╭─ Stored records

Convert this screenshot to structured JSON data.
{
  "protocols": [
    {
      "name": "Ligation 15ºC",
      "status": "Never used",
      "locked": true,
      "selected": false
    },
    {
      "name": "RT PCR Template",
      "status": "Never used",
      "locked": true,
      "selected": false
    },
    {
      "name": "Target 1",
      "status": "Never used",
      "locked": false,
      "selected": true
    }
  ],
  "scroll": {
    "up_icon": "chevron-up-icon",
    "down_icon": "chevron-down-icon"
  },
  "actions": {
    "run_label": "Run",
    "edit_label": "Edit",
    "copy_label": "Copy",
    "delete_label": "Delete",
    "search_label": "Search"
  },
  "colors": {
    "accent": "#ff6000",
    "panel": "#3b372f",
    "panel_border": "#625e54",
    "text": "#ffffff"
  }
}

╰─

Problem to solve ▸
Transcribe the entire listing above precisely.

Exercise response ▸
Convert this screenshot to structured JSON data.
{
  "protocols": [
    {
      "name": "Ligation 15ºC",
      "status": "Never used",
      "locked": true,
      "selected": false
    },
    {
      "name": "RT PCR Template",
      "status": "Never used",
      "locked": true,
      "selected": false
    },
    {
      "name": "Target 1",
      "status": "Never used",
      "locked": false,
      "selected": true
    }
  ],
  "scroll": {
    "up_icon": "chevron-up-icon",
    "down_icon": "chevron-down-icon"
  },
  "actions": {
    "run_label": "Run",
    "edit_label": "Edit",
    "copy_label": "Copy",
    "delete_label": "Delete",
    "search_label": "Search"
  },
  "colors": {
    "accent": "#ff6000",
    "panel": "#3b372f",
    "panel_border": "#625e54",
    "text": "#ffffff"
  }
}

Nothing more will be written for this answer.